▼▼▼

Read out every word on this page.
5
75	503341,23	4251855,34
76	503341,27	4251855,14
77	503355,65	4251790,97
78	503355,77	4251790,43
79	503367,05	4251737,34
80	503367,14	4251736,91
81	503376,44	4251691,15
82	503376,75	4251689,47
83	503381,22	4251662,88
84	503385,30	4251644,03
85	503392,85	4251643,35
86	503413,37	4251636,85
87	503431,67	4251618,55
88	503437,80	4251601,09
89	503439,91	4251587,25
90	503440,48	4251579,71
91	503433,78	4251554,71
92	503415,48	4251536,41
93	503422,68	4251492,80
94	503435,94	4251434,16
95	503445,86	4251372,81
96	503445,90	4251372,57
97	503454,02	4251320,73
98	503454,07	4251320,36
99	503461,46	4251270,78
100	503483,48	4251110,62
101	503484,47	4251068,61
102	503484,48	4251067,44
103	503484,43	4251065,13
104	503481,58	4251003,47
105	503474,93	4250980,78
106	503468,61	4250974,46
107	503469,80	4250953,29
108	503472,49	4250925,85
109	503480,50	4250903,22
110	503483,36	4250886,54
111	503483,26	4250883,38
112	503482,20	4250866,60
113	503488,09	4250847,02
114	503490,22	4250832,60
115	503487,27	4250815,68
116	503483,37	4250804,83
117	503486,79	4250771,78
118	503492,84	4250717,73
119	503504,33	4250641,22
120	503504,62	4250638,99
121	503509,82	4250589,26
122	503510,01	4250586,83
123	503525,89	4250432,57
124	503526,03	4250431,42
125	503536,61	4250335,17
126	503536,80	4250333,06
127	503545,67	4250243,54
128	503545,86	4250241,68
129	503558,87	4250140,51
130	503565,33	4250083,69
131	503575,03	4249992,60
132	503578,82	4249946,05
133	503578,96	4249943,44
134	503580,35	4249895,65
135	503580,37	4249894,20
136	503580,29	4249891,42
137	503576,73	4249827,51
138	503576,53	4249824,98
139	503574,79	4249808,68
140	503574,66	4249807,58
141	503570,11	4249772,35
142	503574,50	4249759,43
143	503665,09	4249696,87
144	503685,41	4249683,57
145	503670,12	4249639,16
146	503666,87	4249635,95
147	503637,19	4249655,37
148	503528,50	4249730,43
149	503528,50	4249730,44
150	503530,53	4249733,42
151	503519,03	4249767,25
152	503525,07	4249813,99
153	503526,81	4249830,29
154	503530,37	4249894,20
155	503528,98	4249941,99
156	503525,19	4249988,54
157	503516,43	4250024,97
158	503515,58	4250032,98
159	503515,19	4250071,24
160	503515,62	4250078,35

▲▲▲

- Do this
Copy all of the material word for word.

- Answer for this exercise
Read out every word on this page.
5
75	503341,23	4251855,34
76	503341,27	4251855,14
77	503355,65	4251790,97
78	503355,77	4251790,43
79	503367,05	4251737,34
80	503367,14	4251736,91
81	503376,44	4251691,15
82	503376,75	4251689,47
83	503381,22	4251662,88
84	503385,30	4251644,03
85	503392,85	4251643,35
86	503413,37	4251636,85
87	503431,67	4251618,55
88	503437,80	4251601,09
89	503439,91	4251587,25
90	503440,48	4251579,71
91	503433,78	4251554,71
92	503415,48	4251536,41
93	503422,68	4251492,80
94	503435,94	4251434,16
95	503445,86	4251372,81
96	503445,90	4251372,57
97	503454,02	4251320,73
98	503454,07	4251320,36
99	503461,46	4251270,78
100	503483,48	4251110,62
101	503484,47	4251068,61
102	503484,48	4251067,44
103	503484,43	4251065,13
104	503481,58	4251003,47
105	503474,93	4250980,78
106	503468,61	4250974,46
107	503469,80	4250953,29
108	503472,49	4250925,85
109	503480,50	4250903,22
110	503483,36	4250886,54
111	503483,26	4250883,38
112	503482,20	4250866,60
113	503488,09	4250847,02
114	503490,22	4250832,60
115	503487,27	4250815,68
116	503483,37	4250804,83
117	503486,79	4250771,78
118	503492,84	4250717,73
119	503504,33	4250641,22
120	503504,62	4250638,99
121	503509,82	4250589,26
122	503510,01	4250586,83
123	503525,89	4250432,57
124	503526,03	4250431,42
125	503536,61	4250335,17
126	503536,80	4250333,06
127	503545,67	4250243,54
128	503545,86	4250241,68
129	503558,87	4250140,51
130	503565,33	4250083,69
131	503575,03	4249992,60
132	503578,82	4249946,05
133	503578,96	4249943,44
134	503580,35	4249895,65
135	503580,37	4249894,20
136	503580,29	4249891,42
137	503576,73	4249827,51
138	503576,53	4249824,98
139	503574,79	4249808,68
140	503574,66	4249807,58
141	503570,11	4249772,35
142	503574,50	4249759,43
143	503665,09	4249696,87
144	503685,41	4249683,57
145	503670,12	4249639,16
146	503666,87	4249635,95
147	503637,19	4249655,37
148	503528,50	4249730,43
149	503528,50	4249730,44
150	503530,53	4249733,42
151	503519,03	4249767,25
152	503525,07	4249813,99
153	503526,81	4249830,29
154	503530,37	4249894,20
155	503528,98	4249941,99
156	503525,19	4249988,54
157	503516,43	4250024,97
158	503515,58	4250032,98
159	503515,19	4250071,24
160	503515,62	4250078,35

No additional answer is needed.